▸ Exercise aim
From the entries below, list each line with "this".

Figure content listings:
:::::

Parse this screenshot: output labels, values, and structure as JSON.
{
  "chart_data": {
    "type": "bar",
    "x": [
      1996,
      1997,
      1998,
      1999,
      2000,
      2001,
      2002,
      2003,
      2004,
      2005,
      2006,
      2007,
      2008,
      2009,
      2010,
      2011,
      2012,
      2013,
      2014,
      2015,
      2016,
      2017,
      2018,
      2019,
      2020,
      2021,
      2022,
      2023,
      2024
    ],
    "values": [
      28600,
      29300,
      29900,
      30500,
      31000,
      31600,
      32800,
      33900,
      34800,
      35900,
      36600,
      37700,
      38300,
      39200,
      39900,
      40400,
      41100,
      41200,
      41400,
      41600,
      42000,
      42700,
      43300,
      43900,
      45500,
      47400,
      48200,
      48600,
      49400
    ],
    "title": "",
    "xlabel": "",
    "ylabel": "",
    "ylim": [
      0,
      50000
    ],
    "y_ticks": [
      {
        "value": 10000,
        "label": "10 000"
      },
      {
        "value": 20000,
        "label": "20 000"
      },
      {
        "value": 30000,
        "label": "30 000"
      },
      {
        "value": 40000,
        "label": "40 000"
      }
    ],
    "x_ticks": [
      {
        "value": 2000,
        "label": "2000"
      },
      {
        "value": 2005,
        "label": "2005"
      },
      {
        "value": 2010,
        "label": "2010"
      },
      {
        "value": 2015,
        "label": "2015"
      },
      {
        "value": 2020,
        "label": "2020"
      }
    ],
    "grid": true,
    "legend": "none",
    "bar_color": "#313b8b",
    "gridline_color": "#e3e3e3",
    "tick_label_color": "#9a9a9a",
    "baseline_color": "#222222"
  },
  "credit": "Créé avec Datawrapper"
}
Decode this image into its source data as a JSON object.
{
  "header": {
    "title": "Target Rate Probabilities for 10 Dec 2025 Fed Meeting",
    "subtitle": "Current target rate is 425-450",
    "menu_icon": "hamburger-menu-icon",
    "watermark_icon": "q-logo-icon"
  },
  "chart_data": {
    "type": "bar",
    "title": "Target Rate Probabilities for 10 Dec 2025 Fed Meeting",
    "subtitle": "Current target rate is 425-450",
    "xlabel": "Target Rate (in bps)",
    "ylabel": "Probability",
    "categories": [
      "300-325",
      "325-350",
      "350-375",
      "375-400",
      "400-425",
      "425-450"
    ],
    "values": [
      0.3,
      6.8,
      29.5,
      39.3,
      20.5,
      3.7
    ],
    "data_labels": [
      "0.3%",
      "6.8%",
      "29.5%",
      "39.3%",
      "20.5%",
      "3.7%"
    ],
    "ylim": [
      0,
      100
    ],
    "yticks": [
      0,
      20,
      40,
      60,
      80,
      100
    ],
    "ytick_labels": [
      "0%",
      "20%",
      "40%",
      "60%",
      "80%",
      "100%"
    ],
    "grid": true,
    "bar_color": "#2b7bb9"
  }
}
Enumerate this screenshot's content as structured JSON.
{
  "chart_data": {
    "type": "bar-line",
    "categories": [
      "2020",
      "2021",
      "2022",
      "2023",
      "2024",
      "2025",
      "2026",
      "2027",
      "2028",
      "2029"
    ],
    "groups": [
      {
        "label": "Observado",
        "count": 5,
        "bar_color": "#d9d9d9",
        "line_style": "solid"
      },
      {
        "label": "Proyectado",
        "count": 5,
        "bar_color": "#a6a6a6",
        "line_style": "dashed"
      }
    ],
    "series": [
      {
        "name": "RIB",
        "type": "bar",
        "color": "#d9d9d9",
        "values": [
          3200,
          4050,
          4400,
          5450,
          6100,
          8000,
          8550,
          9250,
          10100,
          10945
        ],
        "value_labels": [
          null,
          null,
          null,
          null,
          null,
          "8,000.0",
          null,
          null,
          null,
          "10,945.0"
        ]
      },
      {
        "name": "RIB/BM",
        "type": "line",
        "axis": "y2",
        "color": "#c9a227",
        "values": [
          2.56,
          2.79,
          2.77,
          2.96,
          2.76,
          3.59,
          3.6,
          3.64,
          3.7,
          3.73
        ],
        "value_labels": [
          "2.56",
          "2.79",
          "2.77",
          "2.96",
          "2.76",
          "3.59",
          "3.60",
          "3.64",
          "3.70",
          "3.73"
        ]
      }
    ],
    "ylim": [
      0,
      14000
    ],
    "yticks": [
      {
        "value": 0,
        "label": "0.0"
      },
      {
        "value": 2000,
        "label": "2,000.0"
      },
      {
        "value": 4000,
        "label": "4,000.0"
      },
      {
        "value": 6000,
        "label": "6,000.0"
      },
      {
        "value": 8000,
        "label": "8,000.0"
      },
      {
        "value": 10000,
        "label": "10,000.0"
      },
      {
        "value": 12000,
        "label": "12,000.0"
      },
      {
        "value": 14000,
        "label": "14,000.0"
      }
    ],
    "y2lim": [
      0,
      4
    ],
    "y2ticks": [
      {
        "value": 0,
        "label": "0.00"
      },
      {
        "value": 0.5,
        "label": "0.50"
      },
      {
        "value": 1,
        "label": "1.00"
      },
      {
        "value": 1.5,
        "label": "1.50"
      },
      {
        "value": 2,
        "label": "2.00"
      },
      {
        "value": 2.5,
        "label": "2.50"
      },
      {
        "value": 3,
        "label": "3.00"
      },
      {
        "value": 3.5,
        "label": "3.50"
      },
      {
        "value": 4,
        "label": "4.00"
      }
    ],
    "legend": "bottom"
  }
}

:::::

▸ Solution below
Parse this screenshot: output labels, values, and structure as JSON.
Decode this image into its source data as a JSON object.
Enumerate this screenshot's content as structured JSON.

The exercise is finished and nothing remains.